** Start of EXCERPTED TEXT **
Smart Glasses and Apple Watch: the EU Cancels the Requirement for Removable Batteries in Wearables
On Tuesday, the European Commission established an exemption for smartwatches, smart glasses, fitness trackers, and other small wearable devices from the obligation to feature easily removable and user-replaceable batteries. This decision removes the barrier that had kept the latest generation of smart glasses from Meta off the European market, as their integrated batteries cannot be manually removed.
The Commission has opened a call for new exemptions in 2025, with technical assessment entrusted to external experts and a consultation with consumer associations, industry, and member states: a path that had already been initiated, as reported by The Next Web, before the case became political.
Politico reported on U.S. pressures: in March, the U.S. ambassador to the EU, Andrew Puzder, openly defended Meta, describing European rules as "so broad and restrictive that they prevent the sale in the European Union of this wonderful product, developed jointly by the United States and Europe" and praising the glasses as "very stylish." "We need to focus on allowing businesses to grow and innovate," he added. The Commission rejects this connection: in a statement, it said it "has not bowed to anyone's pressures," noting that the proposals "follow a broad public consultation" and that the exemption "does not pertain to the regulation of a specific product."
** End of EXCERPTED TEXT **
PROBLEMS TO SOLVE
(1) Answer these questions from the article on the EU battery exemption:
(a) On what day of the week did the European Commission establish the exemption?
(b) What is the name of the U.S. ambassador to the EU?
(c) Which outlet reported that the path toward new exemptions had been initiated before the case became political?
(2) What is the Spanish translation of this sentence from the article on the EU battery exemption: "This decision removes the barrier that had kept the latest generation of smart glasses from Meta off the European market, as their integrated batteries cannot be manually removed."
(3) Reproduce the passage of the article on the EU battery exemption between "Smart Glasses and" and "be manually removed.", inclusive.
The entries that come next are separate material, unconnected to the article on the EU battery exemption.
** Start of DATA EXCERPTS **
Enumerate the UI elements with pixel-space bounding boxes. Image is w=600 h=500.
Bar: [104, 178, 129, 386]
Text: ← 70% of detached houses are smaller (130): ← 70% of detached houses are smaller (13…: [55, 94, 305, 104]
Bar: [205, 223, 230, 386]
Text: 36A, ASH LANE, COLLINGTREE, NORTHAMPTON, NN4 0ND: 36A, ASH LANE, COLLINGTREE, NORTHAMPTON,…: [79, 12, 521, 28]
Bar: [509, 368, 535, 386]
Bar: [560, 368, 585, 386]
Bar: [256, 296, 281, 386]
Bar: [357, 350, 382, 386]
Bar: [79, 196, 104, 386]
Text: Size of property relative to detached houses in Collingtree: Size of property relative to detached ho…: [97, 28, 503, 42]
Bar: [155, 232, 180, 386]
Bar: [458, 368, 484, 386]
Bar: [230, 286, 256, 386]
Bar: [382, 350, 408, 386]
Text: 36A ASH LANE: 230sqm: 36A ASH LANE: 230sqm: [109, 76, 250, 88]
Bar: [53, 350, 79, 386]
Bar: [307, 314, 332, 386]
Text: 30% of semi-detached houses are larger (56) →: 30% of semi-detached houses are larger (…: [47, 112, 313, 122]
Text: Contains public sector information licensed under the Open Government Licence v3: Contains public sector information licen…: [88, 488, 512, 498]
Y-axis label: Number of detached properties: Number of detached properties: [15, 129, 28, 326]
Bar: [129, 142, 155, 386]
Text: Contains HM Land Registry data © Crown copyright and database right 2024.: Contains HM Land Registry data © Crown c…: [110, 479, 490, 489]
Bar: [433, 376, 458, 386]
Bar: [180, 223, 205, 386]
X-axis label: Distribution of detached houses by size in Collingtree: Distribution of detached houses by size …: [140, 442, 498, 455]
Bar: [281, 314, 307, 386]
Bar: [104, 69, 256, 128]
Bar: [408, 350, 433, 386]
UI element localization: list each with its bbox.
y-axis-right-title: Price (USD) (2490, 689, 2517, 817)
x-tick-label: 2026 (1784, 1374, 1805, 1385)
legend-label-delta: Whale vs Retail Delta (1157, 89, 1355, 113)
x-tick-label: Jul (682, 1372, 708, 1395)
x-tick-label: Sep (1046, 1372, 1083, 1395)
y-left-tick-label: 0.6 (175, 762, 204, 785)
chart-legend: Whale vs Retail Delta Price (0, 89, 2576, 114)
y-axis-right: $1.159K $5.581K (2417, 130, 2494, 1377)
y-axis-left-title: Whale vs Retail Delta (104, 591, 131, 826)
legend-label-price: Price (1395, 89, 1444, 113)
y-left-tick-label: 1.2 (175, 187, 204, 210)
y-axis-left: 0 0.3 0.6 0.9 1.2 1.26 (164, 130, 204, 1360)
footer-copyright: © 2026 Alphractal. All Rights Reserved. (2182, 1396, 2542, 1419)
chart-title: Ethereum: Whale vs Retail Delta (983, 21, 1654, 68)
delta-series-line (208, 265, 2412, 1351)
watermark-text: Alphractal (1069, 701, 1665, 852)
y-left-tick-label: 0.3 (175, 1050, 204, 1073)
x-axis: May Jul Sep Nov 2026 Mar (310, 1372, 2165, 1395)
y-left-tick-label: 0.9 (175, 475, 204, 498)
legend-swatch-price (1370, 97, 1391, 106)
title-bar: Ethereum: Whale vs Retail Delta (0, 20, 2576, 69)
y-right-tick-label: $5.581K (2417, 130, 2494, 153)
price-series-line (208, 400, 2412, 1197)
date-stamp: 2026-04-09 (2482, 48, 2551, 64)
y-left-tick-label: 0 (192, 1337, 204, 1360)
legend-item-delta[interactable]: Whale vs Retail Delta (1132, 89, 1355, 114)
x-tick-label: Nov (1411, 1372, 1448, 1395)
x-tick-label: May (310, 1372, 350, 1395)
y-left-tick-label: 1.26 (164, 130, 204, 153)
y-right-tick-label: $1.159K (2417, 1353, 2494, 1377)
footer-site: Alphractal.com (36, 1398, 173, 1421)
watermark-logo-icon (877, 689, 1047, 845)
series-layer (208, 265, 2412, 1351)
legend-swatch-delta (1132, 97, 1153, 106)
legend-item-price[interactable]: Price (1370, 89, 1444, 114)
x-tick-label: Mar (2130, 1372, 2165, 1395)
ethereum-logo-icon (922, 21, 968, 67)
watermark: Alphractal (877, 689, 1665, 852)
** End of DATA EXCERPTS **
TASK ANSWERS
(1)
(a) Tuesday
(b) Andrew Puzder
(c) The Next Web

(2) Esta decisión elimina la barrera que había mantenido a la última generación de gafas inteligentes de Meta fuera del mercado europeo, ya que sus baterías integradas no se pueden extraer manualmente.

(3)
Smart Glasses and Apple Watch: the EU Cancels the Requirement for Removable Batteries in Wearables
On Tuesday, the European Commission established an exemption for smartwatches, smart glasses, fitness trackers, and other small wearable devices from the obligation to feature easily removable and user-replaceable batteries. This decision removes the barrier that had kept the latest generation of smart glasses from Meta off the European market, as their integrated batteries cannot be manually removed.